→ PROBLEM TO WORK ON
Copy the listing lines verbatim, starting at the line containing "deals-item: лизинговые операции;" and ending at the line containing "operations-item: выдача банковских", with both included.

Element box annotations:

◇ ◇ ◇ ◇

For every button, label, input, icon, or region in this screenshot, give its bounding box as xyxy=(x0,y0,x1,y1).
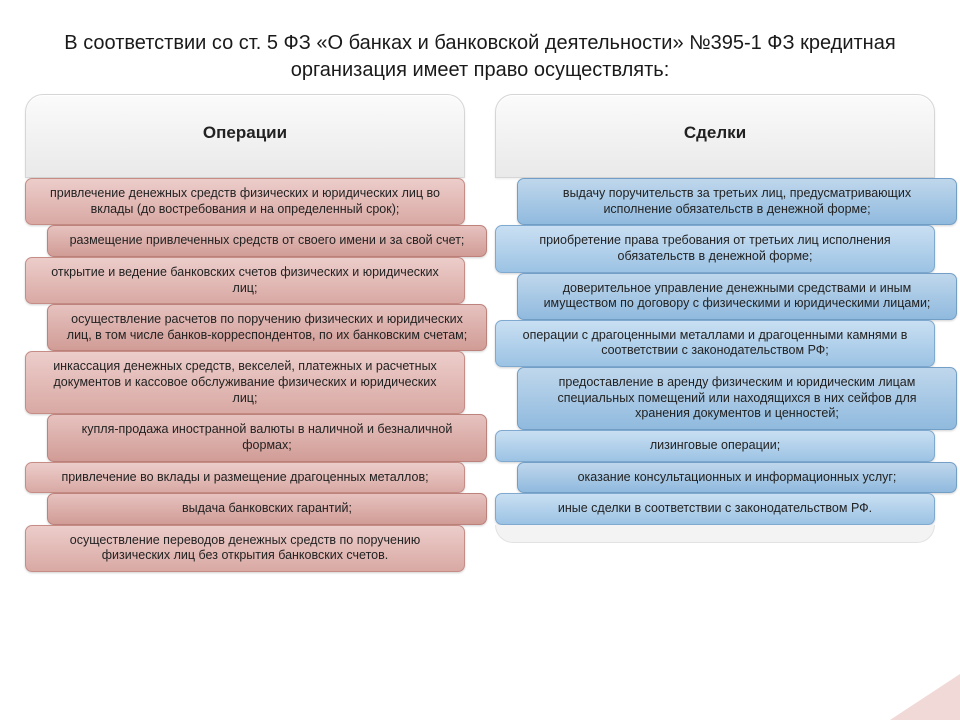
deals-item: лизинговые операции; xyxy=(495,430,935,462)
deals-item: доверительное управление денежными средс… xyxy=(517,273,957,320)
deals-heading: Сделки xyxy=(495,94,935,178)
column-operations: Операции привлечение денежных средств фи… xyxy=(25,94,465,572)
column-deals: Сделки выдачу поручительств за третьих л… xyxy=(495,94,935,543)
operations-item: привлечение денежных средств физических … xyxy=(25,178,465,225)
operations-item: открытие и ведение банковских счетов физ… xyxy=(25,257,465,304)
operations-heading: Операции xyxy=(25,94,465,178)
deals-items: выдачу поручительств за третьих лиц, пре… xyxy=(495,178,935,525)
slide: В соответствии со ст. 5 ФЗ «О банках и б… xyxy=(0,0,960,720)
operations-item: размещение привлеченных средств от своег… xyxy=(47,225,487,257)
columns-container: Операции привлечение денежных средств фи… xyxy=(0,94,960,572)
deals-item: приобретение права требования от третьих… xyxy=(495,225,935,272)
deals-item: иные сделки в соответствии с законодател… xyxy=(495,493,935,525)
operations-item: инкассация денежных средств, векселей, п… xyxy=(25,351,465,414)
deals-item: выдачу поручительств за третьих лиц, пре… xyxy=(517,178,957,225)
operations-item: купля-продажа иностранной валюты в налич… xyxy=(47,414,487,461)
deals-panel-footer xyxy=(495,525,935,543)
operations-item: осуществление переводов денежных средств… xyxy=(25,525,465,572)
page-curl-decoration xyxy=(890,674,960,720)
operations-item: привлечение во вклады и размещение драго… xyxy=(25,462,465,494)
operations-item: осуществление расчетов по поручению физи… xyxy=(47,304,487,351)
deals-item: оказание консультационных и информационн… xyxy=(517,462,957,494)
operations-item: выдача банковских гарантий; xyxy=(47,493,487,525)
operations-items: привлечение денежных средств физических … xyxy=(25,178,465,572)
slide-title: В соответствии со ст. 5 ФЗ «О банках и б… xyxy=(0,0,960,94)
deals-item: предоставление в аренду физическим и юри… xyxy=(517,367,957,430)
deals-item: операции с драгоценными металлами и драг… xyxy=(495,320,935,367)
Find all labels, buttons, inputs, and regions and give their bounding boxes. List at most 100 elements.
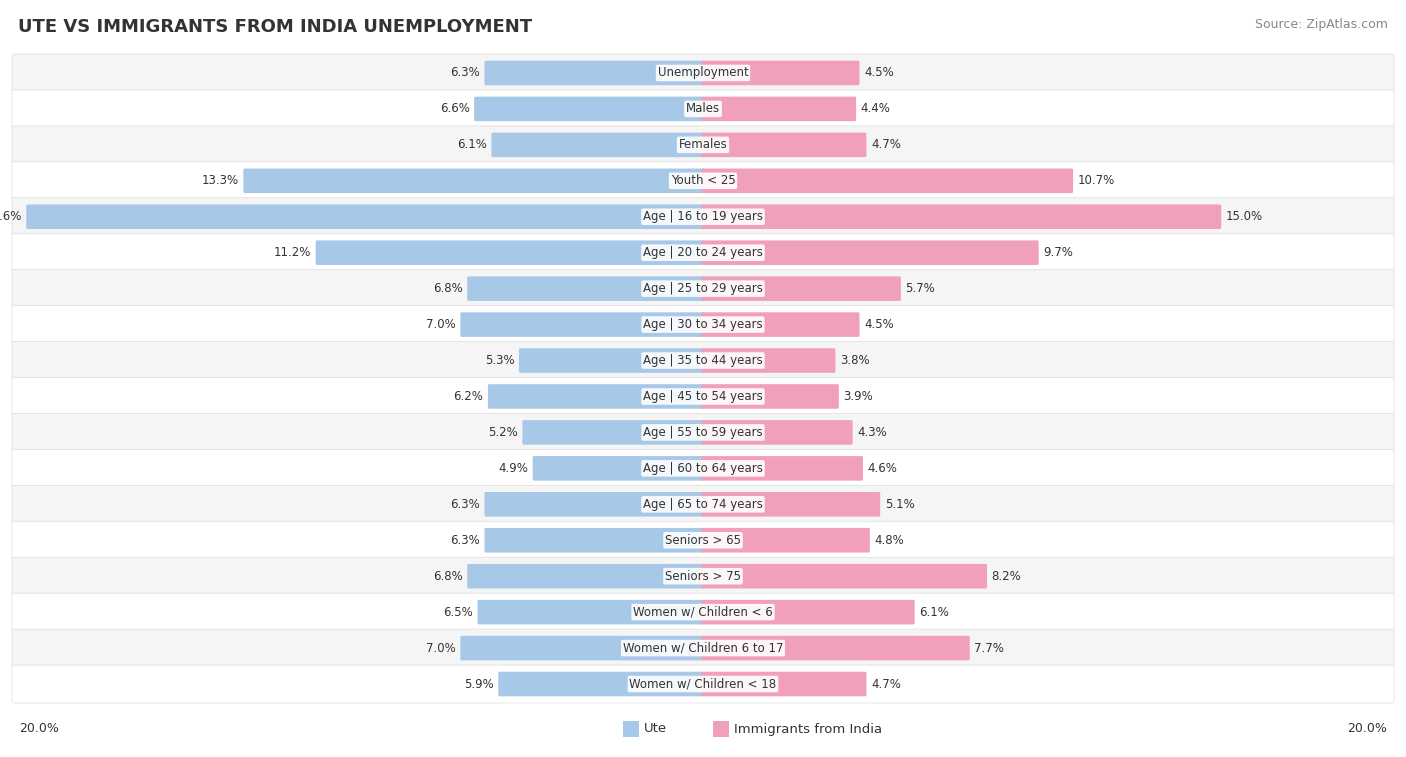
Text: 9.7%: 9.7% — [1043, 246, 1073, 259]
FancyBboxPatch shape — [13, 269, 1393, 307]
FancyBboxPatch shape — [27, 204, 704, 229]
FancyBboxPatch shape — [702, 132, 866, 157]
FancyBboxPatch shape — [702, 600, 915, 625]
FancyBboxPatch shape — [702, 492, 880, 516]
Text: 6.8%: 6.8% — [433, 282, 463, 295]
FancyBboxPatch shape — [13, 234, 1393, 272]
Text: Age | 60 to 64 years: Age | 60 to 64 years — [643, 462, 763, 475]
FancyBboxPatch shape — [13, 557, 1393, 595]
FancyBboxPatch shape — [533, 456, 704, 481]
Text: Females: Females — [679, 139, 727, 151]
Text: 5.2%: 5.2% — [488, 426, 517, 439]
Text: Women w/ Children 6 to 17: Women w/ Children 6 to 17 — [623, 642, 783, 655]
Text: Age | 35 to 44 years: Age | 35 to 44 years — [643, 354, 763, 367]
FancyBboxPatch shape — [243, 169, 704, 193]
FancyBboxPatch shape — [13, 198, 1393, 235]
FancyBboxPatch shape — [702, 276, 901, 301]
Text: Youth < 25: Youth < 25 — [671, 174, 735, 187]
Text: 4.3%: 4.3% — [858, 426, 887, 439]
FancyBboxPatch shape — [316, 241, 704, 265]
Text: 8.2%: 8.2% — [991, 570, 1021, 583]
Text: 15.0%: 15.0% — [1226, 210, 1263, 223]
FancyBboxPatch shape — [702, 564, 987, 588]
Text: 7.0%: 7.0% — [426, 318, 456, 331]
FancyBboxPatch shape — [702, 61, 859, 86]
Text: Age | 16 to 19 years: Age | 16 to 19 years — [643, 210, 763, 223]
FancyBboxPatch shape — [491, 132, 704, 157]
Text: 6.5%: 6.5% — [443, 606, 472, 618]
Text: 20.0%: 20.0% — [1347, 722, 1386, 736]
Text: 6.1%: 6.1% — [457, 139, 486, 151]
Text: 5.3%: 5.3% — [485, 354, 515, 367]
Text: Age | 20 to 24 years: Age | 20 to 24 years — [643, 246, 763, 259]
Text: Seniors > 65: Seniors > 65 — [665, 534, 741, 547]
FancyBboxPatch shape — [13, 522, 1393, 559]
Text: 4.5%: 4.5% — [865, 67, 894, 79]
FancyBboxPatch shape — [467, 564, 704, 588]
FancyBboxPatch shape — [13, 665, 1393, 703]
Text: Women w/ Children < 18: Women w/ Children < 18 — [630, 678, 776, 690]
FancyBboxPatch shape — [13, 485, 1393, 523]
Text: 4.8%: 4.8% — [875, 534, 904, 547]
Text: Seniors > 75: Seniors > 75 — [665, 570, 741, 583]
FancyBboxPatch shape — [13, 162, 1393, 200]
Text: Age | 25 to 29 years: Age | 25 to 29 years — [643, 282, 763, 295]
Text: 19.6%: 19.6% — [0, 210, 21, 223]
Text: 4.9%: 4.9% — [498, 462, 529, 475]
FancyBboxPatch shape — [485, 528, 704, 553]
Text: Ute: Ute — [644, 722, 666, 736]
FancyBboxPatch shape — [702, 636, 970, 660]
FancyBboxPatch shape — [523, 420, 704, 444]
Text: Women w/ Children < 6: Women w/ Children < 6 — [633, 606, 773, 618]
FancyBboxPatch shape — [13, 378, 1393, 416]
FancyBboxPatch shape — [702, 169, 1073, 193]
Text: 4.7%: 4.7% — [870, 139, 901, 151]
FancyBboxPatch shape — [13, 126, 1393, 164]
FancyBboxPatch shape — [713, 721, 728, 737]
FancyBboxPatch shape — [702, 671, 866, 696]
FancyBboxPatch shape — [485, 492, 704, 516]
FancyBboxPatch shape — [702, 241, 1039, 265]
FancyBboxPatch shape — [460, 313, 704, 337]
Text: 7.7%: 7.7% — [974, 642, 1004, 655]
FancyBboxPatch shape — [13, 90, 1393, 128]
Text: 7.0%: 7.0% — [426, 642, 456, 655]
FancyBboxPatch shape — [13, 306, 1393, 344]
Text: 11.2%: 11.2% — [274, 246, 311, 259]
Text: 4.7%: 4.7% — [870, 678, 901, 690]
Text: 5.9%: 5.9% — [464, 678, 494, 690]
Text: Immigrants from India: Immigrants from India — [734, 722, 882, 736]
FancyBboxPatch shape — [498, 671, 704, 696]
Text: 3.8%: 3.8% — [839, 354, 869, 367]
Text: 13.3%: 13.3% — [201, 174, 239, 187]
FancyBboxPatch shape — [460, 636, 704, 660]
Text: 6.1%: 6.1% — [920, 606, 949, 618]
Text: 4.5%: 4.5% — [865, 318, 894, 331]
FancyBboxPatch shape — [485, 61, 704, 86]
Text: 6.3%: 6.3% — [450, 534, 479, 547]
Text: 6.8%: 6.8% — [433, 570, 463, 583]
Text: 6.3%: 6.3% — [450, 67, 479, 79]
Text: Age | 30 to 34 years: Age | 30 to 34 years — [643, 318, 763, 331]
FancyBboxPatch shape — [702, 348, 835, 372]
Text: 6.2%: 6.2% — [454, 390, 484, 403]
FancyBboxPatch shape — [702, 313, 859, 337]
FancyBboxPatch shape — [702, 420, 852, 444]
Text: Age | 55 to 59 years: Age | 55 to 59 years — [643, 426, 763, 439]
FancyBboxPatch shape — [702, 204, 1222, 229]
Text: 6.3%: 6.3% — [450, 498, 479, 511]
Text: 5.1%: 5.1% — [884, 498, 914, 511]
FancyBboxPatch shape — [13, 629, 1393, 667]
Text: 5.7%: 5.7% — [905, 282, 935, 295]
FancyBboxPatch shape — [623, 721, 638, 737]
Text: 10.7%: 10.7% — [1077, 174, 1115, 187]
Text: Unemployment: Unemployment — [658, 67, 748, 79]
FancyBboxPatch shape — [474, 97, 704, 121]
Text: Males: Males — [686, 102, 720, 115]
FancyBboxPatch shape — [13, 54, 1393, 92]
FancyBboxPatch shape — [702, 97, 856, 121]
Text: Age | 65 to 74 years: Age | 65 to 74 years — [643, 498, 763, 511]
FancyBboxPatch shape — [519, 348, 704, 372]
FancyBboxPatch shape — [702, 385, 839, 409]
Text: 3.9%: 3.9% — [844, 390, 873, 403]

◇ ◇ ◇ ◇

→ SOLUTION FOR THIS PROBLEM
deals-item: лизинговые операции; xyxy=(495,430,935,462)
deals-item: доверительное управление денежными средс… xyxy=(517,273,957,320)
deals-heading: Сделки xyxy=(495,94,935,178)
column-operations: Операции привлечение денежных средств фи… xyxy=(25,94,465,572)
column-deals: Сделки выдачу поручительств за третьих л… xyxy=(495,94,935,543)
operations-item: привлечение денежных средств физических … xyxy=(25,178,465,225)
operations-item: открытие и ведение банковских счетов физ… xyxy=(25,257,465,304)
operations-heading: Операции xyxy=(25,94,465,178)
deals-items: выдачу поручительств за третьих лиц, пре… xyxy=(495,178,935,525)
slide: В соответствии со ст. 5 ФЗ «О банках и б… xyxy=(0,0,960,720)
operations-item: размещение привлеченных средств от своег… xyxy=(47,225,487,257)
columns-container: Операции привлечение денежных средств фи… xyxy=(0,94,960,572)
deals-item: приобретение права требования от третьих… xyxy=(495,225,935,272)
deals-item: иные сделки в соответствии с законодател… xyxy=(495,493,935,525)
operations-item: инкассация денежных средств, векселей, п… xyxy=(25,351,465,414)
deals-item: выдачу поручительств за третьих лиц, пре… xyxy=(517,178,957,225)
operations-item: купля-продажа иностранной валюты в налич… xyxy=(47,414,487,461)
deals-panel-footer xyxy=(495,525,935,543)
operations-item: осуществление переводов денежных средств… xyxy=(25,525,465,572)
page-curl-decoration xyxy=(890,674,960,720)
operations-item: привлечение во вклады и размещение драго… xyxy=(25,462,465,494)
operations-item: осуществление расчетов по поручению физи… xyxy=(47,304,487,351)
deals-item: оказание консультационных и информационн… xyxy=(517,462,957,494)
operations-item: выдача банковских гарантий; xyxy=(47,493,487,525)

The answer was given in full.